[DIRECTIVE]: Find each line with the string "يعرف" and copy it.

----------

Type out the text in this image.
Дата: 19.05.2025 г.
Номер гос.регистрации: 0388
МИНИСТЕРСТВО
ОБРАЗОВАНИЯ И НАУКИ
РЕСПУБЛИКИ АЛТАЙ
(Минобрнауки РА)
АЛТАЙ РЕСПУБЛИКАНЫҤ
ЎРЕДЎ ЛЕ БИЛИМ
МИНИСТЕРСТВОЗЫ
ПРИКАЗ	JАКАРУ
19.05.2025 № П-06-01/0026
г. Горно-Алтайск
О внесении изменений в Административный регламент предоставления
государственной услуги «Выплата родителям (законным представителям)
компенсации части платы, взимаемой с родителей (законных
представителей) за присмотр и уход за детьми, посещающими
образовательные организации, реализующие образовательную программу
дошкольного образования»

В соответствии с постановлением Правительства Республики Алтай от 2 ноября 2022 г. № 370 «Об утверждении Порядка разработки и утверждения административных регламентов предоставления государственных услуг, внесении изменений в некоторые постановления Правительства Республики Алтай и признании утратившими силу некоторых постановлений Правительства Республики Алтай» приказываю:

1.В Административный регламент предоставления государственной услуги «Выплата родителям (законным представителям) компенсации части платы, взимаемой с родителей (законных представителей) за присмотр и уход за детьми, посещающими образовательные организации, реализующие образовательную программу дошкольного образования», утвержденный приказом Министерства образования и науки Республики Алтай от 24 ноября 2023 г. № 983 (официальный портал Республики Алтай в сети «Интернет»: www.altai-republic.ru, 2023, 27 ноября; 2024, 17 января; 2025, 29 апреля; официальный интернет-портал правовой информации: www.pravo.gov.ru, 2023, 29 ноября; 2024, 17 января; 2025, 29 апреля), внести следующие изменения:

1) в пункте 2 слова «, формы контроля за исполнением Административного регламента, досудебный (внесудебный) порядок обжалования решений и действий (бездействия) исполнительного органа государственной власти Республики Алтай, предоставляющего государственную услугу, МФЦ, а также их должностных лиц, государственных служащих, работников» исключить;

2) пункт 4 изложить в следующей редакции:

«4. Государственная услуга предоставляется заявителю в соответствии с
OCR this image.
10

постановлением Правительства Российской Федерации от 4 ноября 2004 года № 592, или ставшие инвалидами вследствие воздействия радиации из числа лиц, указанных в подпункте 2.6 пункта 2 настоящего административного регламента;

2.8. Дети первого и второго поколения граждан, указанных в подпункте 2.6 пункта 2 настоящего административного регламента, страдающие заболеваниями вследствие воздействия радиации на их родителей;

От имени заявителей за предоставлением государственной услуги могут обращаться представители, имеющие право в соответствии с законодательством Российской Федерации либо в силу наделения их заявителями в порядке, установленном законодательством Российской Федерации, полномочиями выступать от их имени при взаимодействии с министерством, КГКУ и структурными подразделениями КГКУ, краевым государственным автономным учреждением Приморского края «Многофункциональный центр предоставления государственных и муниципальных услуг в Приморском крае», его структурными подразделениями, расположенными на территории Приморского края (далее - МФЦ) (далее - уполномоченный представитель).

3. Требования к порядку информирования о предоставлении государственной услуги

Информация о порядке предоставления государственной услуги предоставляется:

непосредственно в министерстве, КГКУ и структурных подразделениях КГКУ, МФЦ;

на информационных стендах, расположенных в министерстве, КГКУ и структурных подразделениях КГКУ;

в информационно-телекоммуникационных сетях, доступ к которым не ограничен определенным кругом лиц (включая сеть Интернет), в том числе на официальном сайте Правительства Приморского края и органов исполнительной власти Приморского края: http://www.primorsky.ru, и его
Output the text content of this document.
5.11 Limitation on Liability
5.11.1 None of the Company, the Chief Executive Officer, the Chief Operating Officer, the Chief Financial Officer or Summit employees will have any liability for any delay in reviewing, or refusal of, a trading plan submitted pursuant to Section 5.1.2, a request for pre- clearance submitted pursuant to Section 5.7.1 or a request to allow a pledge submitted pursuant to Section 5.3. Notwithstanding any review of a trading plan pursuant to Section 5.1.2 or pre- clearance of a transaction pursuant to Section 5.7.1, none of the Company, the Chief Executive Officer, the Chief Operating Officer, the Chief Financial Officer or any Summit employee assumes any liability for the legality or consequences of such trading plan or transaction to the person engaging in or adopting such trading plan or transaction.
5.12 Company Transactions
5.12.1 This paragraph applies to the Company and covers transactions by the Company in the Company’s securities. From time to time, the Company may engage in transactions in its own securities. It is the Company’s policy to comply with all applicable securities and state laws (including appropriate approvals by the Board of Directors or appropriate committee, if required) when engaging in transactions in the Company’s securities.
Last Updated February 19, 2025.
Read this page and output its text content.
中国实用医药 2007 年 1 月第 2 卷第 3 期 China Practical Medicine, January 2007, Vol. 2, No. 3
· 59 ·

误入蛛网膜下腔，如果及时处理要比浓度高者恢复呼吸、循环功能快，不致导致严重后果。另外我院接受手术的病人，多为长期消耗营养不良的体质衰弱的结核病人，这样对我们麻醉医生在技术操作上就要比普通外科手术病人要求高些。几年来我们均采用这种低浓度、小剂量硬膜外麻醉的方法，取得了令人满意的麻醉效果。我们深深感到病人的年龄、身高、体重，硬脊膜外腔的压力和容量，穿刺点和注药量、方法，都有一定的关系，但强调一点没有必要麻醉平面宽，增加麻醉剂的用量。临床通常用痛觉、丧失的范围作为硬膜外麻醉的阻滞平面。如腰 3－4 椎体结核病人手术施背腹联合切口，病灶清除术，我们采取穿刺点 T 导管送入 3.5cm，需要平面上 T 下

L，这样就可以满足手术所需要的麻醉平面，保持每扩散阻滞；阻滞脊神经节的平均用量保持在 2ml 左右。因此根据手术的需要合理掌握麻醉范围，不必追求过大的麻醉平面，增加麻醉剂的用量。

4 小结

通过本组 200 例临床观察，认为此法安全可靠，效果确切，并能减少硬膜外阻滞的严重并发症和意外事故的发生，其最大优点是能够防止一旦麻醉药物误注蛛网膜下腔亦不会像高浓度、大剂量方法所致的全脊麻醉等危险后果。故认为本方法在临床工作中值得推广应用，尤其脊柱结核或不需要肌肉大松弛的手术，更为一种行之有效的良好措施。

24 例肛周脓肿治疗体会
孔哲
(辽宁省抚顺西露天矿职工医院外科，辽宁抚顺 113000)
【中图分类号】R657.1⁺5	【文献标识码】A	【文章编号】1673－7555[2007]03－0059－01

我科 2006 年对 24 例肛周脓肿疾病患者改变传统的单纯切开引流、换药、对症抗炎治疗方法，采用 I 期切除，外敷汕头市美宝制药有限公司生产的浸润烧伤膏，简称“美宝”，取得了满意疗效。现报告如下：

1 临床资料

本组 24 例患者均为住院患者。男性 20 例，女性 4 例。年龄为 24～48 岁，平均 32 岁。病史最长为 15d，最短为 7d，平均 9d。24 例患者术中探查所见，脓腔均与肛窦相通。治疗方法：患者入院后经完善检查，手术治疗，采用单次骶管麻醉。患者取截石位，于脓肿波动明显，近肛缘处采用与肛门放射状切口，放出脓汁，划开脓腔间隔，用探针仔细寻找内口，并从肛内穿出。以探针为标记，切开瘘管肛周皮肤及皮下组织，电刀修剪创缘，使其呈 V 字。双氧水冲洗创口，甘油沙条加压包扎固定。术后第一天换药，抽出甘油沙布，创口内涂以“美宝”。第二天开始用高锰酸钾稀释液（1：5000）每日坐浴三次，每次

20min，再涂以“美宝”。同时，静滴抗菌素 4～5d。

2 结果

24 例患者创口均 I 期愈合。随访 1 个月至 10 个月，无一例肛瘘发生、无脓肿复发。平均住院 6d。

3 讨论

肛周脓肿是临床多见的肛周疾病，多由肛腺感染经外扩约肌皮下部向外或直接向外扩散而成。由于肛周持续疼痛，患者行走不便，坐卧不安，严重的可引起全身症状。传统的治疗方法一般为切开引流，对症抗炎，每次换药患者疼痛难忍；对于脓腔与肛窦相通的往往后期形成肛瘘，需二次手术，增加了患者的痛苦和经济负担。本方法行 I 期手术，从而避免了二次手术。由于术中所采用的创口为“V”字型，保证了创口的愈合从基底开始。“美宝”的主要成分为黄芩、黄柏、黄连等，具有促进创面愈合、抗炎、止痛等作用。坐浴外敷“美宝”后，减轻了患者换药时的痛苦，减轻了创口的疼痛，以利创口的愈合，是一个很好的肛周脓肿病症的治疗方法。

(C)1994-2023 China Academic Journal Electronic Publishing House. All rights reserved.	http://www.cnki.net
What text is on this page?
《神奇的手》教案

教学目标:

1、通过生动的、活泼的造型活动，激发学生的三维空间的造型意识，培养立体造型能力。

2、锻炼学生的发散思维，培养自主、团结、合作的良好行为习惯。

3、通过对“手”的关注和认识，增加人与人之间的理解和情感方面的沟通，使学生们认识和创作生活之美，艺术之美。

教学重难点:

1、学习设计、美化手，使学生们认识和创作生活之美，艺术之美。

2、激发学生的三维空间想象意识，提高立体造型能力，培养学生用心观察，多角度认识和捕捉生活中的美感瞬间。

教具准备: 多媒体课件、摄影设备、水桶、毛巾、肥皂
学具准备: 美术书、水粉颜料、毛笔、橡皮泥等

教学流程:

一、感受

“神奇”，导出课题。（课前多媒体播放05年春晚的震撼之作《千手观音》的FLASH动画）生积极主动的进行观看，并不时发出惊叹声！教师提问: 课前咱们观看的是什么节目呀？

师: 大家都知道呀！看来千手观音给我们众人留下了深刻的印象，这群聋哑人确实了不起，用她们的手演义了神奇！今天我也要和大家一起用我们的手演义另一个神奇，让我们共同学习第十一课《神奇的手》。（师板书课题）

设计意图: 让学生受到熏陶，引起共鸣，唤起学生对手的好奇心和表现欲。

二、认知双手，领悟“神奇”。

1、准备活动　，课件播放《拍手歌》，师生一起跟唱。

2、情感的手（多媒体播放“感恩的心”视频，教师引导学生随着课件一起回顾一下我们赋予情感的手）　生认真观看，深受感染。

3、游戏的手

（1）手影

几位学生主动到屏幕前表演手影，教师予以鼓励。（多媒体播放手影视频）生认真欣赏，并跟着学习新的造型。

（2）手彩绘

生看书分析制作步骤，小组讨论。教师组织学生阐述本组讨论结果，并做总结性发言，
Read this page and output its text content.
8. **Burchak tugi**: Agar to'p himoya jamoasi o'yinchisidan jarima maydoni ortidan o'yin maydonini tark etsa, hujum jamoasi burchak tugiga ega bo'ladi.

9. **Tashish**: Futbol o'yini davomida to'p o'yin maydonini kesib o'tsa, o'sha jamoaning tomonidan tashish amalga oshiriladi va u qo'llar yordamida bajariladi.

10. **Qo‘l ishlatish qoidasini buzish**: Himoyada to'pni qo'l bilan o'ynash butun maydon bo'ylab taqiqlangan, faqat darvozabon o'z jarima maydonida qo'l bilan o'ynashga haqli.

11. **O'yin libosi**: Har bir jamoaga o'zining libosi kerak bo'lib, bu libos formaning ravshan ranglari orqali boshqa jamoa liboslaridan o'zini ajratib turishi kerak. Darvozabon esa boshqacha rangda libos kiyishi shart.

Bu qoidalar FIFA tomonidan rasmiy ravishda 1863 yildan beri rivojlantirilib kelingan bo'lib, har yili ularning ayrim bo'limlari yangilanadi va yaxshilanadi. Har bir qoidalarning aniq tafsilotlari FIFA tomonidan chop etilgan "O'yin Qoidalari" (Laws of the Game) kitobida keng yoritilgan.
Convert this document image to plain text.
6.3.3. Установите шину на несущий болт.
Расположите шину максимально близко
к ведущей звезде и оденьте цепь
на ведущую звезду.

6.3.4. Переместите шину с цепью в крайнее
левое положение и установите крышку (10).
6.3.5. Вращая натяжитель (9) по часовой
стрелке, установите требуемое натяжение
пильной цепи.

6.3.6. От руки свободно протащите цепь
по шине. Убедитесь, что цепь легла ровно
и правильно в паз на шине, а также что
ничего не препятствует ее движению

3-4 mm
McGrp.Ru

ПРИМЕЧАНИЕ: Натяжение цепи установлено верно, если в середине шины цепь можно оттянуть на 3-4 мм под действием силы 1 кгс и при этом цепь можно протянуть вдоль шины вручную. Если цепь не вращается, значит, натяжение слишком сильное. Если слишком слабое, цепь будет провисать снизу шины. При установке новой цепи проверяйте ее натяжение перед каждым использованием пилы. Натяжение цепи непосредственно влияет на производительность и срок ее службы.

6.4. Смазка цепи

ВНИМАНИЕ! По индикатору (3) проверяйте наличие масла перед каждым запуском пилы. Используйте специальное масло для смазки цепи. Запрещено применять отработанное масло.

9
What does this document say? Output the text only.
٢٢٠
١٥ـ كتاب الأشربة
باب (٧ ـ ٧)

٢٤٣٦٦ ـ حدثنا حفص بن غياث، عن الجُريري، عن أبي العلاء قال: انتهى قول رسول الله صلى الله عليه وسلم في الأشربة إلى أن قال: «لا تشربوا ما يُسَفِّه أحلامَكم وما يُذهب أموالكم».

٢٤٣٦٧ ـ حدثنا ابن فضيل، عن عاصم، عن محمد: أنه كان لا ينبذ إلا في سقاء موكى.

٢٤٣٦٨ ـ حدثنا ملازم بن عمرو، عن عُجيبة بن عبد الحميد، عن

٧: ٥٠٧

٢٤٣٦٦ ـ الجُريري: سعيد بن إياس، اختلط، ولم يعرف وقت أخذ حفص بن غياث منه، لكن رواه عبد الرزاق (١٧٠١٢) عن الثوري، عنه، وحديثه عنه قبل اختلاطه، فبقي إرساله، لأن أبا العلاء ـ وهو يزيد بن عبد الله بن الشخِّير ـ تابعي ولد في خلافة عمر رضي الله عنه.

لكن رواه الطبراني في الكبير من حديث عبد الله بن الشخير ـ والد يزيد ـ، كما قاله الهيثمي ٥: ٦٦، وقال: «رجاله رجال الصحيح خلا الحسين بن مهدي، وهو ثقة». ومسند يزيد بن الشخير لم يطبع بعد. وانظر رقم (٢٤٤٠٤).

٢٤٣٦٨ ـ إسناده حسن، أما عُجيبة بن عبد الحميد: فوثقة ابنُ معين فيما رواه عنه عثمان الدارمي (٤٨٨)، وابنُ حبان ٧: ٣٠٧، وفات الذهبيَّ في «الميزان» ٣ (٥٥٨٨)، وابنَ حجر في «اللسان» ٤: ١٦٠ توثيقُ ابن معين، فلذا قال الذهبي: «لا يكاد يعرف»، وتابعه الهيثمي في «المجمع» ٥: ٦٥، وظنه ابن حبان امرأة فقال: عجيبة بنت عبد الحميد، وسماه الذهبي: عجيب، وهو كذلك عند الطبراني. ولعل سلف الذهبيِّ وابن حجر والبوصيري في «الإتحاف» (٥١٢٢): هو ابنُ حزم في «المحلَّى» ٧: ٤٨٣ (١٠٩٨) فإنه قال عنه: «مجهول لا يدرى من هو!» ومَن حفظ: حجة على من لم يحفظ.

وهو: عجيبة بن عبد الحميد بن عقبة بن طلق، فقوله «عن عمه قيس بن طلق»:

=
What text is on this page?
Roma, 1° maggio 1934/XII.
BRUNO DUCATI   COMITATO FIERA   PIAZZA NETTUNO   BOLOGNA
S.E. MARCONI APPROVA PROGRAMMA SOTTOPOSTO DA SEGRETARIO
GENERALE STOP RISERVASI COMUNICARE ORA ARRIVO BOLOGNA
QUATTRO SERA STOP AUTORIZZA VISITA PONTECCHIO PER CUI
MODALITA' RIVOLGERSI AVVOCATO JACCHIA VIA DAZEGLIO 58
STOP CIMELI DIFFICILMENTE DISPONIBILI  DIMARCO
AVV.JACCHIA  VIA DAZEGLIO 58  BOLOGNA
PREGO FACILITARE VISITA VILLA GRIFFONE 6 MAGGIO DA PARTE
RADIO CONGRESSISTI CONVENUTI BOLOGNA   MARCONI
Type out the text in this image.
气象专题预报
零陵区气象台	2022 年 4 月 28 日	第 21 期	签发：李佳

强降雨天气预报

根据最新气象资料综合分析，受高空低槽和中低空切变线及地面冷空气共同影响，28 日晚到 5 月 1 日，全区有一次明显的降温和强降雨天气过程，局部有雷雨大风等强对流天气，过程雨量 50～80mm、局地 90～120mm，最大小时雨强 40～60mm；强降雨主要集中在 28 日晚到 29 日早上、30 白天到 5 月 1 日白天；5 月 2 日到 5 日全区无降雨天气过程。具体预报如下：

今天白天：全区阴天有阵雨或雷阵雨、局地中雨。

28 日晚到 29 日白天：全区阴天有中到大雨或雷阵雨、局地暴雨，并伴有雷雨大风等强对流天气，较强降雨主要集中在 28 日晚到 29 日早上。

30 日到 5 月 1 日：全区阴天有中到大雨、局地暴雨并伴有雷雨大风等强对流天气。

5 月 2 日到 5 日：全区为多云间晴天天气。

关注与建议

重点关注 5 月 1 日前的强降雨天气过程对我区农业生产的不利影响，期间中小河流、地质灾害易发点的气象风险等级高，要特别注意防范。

----------

[SOLUTION]:
٢٤٣٦٦ ـ الجُريري: سعيد بن إياس، اختلط، ولم يعرف وقت أخذ حفص بن غياث منه، لكن رواه عبد الرزاق (١٧٠١٢) عن الثوري، عنه، وحديثه عنه قبل اختلاطه، فبقي إرساله، لأن أبا العلاء ـ وهو يزيد بن عبد الله بن الشخِّير ـ تابعي ولد في خلافة عمر رضي الله عنه.
٢٤٣٦٨ ـ إسناده حسن، أما عُجيبة بن عبد الحميد: فوثقة ابنُ معين فيما رواه عنه عثمان الدارمي (٤٨٨)، وابنُ حبان ٧: ٣٠٧، وفات الذهبيَّ في «الميزان» ٣ (٥٥٨٨)، وابنَ حجر في «اللسان» ٤: ١٦٠ توثيقُ ابن معين، فلذا قال الذهبي: «لا يكاد يعرف»، وتابعه الهيثمي في «المجمع» ٥: ٦٥، وظنه ابن حبان امرأة فقال: عجيبة بنت عبد الحميد، وسماه الذهبي: عجيب، وهو كذلك عند الطبراني. ولعل سلف الذهبيِّ وابن حجر والبوصيري في «الإتحاف» (٥١٢٢): هو ابنُ حزم في «المحلَّى» ٧: ٤٨٣ (١٠٩٨) فإنه قال عنه: «مجهول لا يدرى من هو!» ومَن حفظ: حجة على من لم يحفظ.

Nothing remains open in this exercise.